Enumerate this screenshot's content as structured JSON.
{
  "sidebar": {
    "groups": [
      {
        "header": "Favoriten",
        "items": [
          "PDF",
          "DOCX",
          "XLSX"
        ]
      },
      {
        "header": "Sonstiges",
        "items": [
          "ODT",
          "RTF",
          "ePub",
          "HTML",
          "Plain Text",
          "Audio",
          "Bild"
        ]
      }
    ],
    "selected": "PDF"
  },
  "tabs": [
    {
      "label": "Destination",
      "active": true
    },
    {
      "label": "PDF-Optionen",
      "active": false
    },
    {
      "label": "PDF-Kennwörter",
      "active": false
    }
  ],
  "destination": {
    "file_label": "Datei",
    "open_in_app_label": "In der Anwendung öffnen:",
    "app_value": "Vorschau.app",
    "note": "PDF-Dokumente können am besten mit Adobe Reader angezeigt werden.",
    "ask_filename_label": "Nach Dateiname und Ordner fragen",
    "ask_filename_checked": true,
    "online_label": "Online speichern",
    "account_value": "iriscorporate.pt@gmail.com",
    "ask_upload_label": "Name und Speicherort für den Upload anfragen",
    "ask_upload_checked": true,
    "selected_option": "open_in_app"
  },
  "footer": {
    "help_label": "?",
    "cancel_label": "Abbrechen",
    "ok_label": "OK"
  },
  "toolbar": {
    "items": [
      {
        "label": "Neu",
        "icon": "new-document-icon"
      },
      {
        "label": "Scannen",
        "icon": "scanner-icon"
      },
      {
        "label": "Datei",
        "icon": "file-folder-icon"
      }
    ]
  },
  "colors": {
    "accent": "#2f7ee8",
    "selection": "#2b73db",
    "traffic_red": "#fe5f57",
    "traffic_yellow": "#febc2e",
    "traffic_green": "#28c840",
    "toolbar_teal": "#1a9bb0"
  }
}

☆ ☆ ☆ ☆

Give the complete listing a second time, exactly as it reads.

■ **In response**:
Enumerate this screenshot's content as structured JSON.
{
  "sidebar": {
    "groups": [
      {
        "header": "Favoriten",
        "items": [
          "PDF",
          "DOCX",
          "XLSX"
        ]
      },
      {
        "header": "Sonstiges",
        "items": [
          "ODT",
          "RTF",
          "ePub",
          "HTML",
          "Plain Text",
          "Audio",
          "Bild"
        ]
      }
    ],
    "selected": "PDF"
  },
  "tabs": [
    {
      "label": "Destination",
      "active": true
    },
    {
      "label": "PDF-Optionen",
      "active": false
    },
    {
      "label": "PDF-Kennwörter",
      "active": false
    }
  ],
  "destination": {
    "file_label": "Datei",
    "open_in_app_label": "In der Anwendung öffnen:",
    "app_value": "Vorschau.app",
    "note": "PDF-Dokumente können am besten mit Adobe Reader angezeigt werden.",
    "ask_filename_label": "Nach Dateiname und Ordner fragen",
    "ask_filename_checked": true,
    "online_label": "Online speichern",
    "account_value": "iriscorporate.pt@gmail.com",
    "ask_upload_label": "Name und Speicherort für den Upload anfragen",
    "ask_upload_checked": true,
    "selected_option": "open_in_app"
  },
  "footer": {
    "help_label": "?",
    "cancel_label": "Abbrechen",
    "ok_label": "OK"
  },
  "toolbar": {
    "items": [
      {
        "label": "Neu",
        "icon": "new-document-icon"
      },
      {
        "label": "Scannen",
        "icon": "scanner-icon"
      },
      {
        "label": "Datei",
        "icon": "file-folder-icon"
      }
    ]
  },
  "colors": {
    "accent": "#2f7ee8",
    "selection": "#2b73db",
    "traffic_red": "#fe5f57",
    "traffic_yellow": "#febc2e",
    "traffic_green": "#28c840",
    "toolbar_teal": "#1a9bb0"
  }
}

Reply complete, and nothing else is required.